:: The request ::
Look through the data below and count each line where the word "signal" appears. Reply with the count alone.

:: Recorded information ::

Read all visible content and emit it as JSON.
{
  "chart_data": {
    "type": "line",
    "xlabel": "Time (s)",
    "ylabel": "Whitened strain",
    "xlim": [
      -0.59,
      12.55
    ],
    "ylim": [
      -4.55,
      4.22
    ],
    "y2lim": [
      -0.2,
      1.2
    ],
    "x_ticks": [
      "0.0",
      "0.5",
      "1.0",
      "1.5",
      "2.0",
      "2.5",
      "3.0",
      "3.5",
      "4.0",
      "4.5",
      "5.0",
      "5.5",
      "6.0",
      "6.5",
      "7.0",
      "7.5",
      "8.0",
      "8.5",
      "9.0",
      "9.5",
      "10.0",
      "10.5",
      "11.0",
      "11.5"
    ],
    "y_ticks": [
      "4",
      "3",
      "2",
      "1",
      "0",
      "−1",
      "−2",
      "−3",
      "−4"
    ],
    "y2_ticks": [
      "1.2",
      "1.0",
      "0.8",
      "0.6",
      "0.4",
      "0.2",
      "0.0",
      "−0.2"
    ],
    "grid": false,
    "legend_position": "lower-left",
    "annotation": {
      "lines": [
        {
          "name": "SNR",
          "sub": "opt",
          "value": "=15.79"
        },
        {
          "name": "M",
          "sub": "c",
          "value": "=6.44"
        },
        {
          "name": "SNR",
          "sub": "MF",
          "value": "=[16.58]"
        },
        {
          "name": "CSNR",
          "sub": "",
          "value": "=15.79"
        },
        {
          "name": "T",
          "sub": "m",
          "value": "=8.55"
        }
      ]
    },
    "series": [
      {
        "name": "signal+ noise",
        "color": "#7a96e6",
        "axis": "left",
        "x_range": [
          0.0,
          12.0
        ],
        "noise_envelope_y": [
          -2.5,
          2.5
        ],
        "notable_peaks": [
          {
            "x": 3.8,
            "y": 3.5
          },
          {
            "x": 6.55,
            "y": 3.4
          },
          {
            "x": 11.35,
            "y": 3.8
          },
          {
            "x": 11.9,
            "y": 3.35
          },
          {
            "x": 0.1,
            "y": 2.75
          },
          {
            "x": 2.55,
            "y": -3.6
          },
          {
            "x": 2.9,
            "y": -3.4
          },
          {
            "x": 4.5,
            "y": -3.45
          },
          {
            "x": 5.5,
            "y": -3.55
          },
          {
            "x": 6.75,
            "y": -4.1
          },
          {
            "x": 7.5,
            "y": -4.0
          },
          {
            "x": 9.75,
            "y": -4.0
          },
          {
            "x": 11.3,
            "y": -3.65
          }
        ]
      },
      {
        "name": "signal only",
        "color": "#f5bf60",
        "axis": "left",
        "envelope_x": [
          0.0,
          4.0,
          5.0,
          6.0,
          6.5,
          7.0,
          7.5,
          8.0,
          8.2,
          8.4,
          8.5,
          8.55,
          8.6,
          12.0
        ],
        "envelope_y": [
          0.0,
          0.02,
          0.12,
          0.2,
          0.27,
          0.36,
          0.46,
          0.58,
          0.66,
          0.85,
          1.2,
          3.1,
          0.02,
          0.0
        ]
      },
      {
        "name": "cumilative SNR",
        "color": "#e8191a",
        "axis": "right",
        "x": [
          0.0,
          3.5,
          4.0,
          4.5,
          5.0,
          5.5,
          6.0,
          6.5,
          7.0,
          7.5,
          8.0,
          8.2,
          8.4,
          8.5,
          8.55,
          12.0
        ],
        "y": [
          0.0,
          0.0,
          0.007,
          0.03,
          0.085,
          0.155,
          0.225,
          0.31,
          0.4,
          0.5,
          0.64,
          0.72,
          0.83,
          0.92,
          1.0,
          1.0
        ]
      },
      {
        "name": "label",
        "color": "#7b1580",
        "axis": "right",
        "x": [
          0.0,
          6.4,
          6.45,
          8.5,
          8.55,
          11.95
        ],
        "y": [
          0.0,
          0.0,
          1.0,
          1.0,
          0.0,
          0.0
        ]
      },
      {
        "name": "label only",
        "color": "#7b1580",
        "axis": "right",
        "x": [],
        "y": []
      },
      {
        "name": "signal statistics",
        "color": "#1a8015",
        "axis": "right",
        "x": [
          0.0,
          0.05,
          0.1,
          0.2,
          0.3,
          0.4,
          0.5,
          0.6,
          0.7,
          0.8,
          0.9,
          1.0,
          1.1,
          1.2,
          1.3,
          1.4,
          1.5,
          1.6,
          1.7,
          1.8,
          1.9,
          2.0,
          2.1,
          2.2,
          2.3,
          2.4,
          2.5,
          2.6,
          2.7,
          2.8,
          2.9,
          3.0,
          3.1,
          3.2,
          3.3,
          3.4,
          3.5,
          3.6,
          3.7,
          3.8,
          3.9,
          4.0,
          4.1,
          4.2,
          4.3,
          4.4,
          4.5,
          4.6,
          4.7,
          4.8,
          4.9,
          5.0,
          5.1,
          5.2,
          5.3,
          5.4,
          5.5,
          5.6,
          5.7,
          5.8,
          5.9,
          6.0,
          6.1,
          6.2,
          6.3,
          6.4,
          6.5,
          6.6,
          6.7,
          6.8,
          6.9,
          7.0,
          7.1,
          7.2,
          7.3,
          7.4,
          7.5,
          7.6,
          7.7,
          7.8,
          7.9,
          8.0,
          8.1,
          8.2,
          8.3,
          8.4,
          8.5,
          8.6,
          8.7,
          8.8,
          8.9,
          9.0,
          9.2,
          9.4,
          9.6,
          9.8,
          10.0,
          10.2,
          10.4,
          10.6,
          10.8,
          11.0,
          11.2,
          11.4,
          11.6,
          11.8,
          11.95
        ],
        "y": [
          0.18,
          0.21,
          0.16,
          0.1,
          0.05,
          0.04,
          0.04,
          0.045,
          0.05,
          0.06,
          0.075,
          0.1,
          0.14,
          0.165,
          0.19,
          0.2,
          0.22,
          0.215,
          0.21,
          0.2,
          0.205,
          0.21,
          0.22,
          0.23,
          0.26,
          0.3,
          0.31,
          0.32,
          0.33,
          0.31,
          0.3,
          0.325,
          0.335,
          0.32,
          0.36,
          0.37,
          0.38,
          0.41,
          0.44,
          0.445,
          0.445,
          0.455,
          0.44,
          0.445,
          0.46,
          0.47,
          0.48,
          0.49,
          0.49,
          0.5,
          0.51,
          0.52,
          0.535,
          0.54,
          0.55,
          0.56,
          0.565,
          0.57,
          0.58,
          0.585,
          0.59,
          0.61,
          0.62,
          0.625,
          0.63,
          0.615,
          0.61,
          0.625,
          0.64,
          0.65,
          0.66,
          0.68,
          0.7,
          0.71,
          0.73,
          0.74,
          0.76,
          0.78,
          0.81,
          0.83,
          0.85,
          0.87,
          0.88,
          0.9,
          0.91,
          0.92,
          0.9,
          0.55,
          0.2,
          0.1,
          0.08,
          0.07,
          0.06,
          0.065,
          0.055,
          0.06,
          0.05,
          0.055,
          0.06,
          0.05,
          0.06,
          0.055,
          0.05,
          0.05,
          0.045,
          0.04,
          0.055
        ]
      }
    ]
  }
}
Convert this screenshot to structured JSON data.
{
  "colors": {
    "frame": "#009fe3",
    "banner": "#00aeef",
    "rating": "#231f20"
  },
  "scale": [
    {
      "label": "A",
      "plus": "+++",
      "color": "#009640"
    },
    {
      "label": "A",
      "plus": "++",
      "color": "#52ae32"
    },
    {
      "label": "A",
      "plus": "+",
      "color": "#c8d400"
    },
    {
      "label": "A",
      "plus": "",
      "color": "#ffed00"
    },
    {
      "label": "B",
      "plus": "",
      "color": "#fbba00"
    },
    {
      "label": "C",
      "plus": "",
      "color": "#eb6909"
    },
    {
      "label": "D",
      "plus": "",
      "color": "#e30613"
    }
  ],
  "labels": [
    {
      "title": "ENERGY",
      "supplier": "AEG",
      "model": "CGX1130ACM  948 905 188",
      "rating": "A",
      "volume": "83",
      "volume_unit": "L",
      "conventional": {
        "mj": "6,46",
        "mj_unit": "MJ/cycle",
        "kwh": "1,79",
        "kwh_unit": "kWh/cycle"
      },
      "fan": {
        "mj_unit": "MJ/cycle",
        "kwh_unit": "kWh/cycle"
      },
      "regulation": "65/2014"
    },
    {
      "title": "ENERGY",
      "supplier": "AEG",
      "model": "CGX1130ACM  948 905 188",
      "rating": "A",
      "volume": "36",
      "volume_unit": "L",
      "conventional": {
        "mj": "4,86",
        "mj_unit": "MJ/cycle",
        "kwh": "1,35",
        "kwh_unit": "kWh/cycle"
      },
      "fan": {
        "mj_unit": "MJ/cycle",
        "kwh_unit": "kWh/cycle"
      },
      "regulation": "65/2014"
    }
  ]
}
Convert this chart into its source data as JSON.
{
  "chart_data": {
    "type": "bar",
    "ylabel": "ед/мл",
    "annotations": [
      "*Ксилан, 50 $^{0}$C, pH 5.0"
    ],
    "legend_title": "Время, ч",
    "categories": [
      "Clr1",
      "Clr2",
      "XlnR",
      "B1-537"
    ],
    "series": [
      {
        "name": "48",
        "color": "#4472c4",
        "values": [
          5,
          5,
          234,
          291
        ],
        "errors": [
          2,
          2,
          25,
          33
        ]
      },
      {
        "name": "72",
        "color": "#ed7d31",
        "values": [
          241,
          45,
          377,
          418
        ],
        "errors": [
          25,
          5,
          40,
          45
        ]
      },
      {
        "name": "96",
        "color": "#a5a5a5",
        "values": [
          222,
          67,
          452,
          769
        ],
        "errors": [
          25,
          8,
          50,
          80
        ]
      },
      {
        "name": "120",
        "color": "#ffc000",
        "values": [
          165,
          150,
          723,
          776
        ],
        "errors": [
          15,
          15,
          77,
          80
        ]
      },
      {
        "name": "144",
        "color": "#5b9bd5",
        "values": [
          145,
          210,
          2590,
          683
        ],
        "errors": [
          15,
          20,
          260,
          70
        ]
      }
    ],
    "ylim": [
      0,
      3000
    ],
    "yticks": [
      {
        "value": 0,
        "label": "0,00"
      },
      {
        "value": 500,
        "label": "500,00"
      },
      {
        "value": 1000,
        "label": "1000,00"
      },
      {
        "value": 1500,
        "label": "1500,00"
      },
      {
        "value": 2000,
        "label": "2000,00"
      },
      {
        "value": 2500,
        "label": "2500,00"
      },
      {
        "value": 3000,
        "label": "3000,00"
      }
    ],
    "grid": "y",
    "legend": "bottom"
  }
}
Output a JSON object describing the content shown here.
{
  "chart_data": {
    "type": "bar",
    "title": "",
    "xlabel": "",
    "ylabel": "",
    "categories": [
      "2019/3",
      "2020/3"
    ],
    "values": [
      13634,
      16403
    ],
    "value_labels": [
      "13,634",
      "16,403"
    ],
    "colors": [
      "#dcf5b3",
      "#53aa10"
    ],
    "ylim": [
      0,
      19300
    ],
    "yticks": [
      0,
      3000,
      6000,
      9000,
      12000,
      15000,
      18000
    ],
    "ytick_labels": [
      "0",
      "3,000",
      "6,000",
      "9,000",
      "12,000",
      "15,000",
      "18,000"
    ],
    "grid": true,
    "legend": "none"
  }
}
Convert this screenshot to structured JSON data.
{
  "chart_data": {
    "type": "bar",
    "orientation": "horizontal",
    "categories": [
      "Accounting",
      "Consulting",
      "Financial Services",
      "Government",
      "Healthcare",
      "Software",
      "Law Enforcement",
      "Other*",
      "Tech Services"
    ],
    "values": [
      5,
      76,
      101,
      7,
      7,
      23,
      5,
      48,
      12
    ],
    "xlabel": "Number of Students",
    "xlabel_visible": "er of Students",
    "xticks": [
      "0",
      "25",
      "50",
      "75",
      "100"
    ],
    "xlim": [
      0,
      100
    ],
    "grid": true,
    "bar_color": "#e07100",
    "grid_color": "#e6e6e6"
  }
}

:::

:: Answer to the exercise ::
3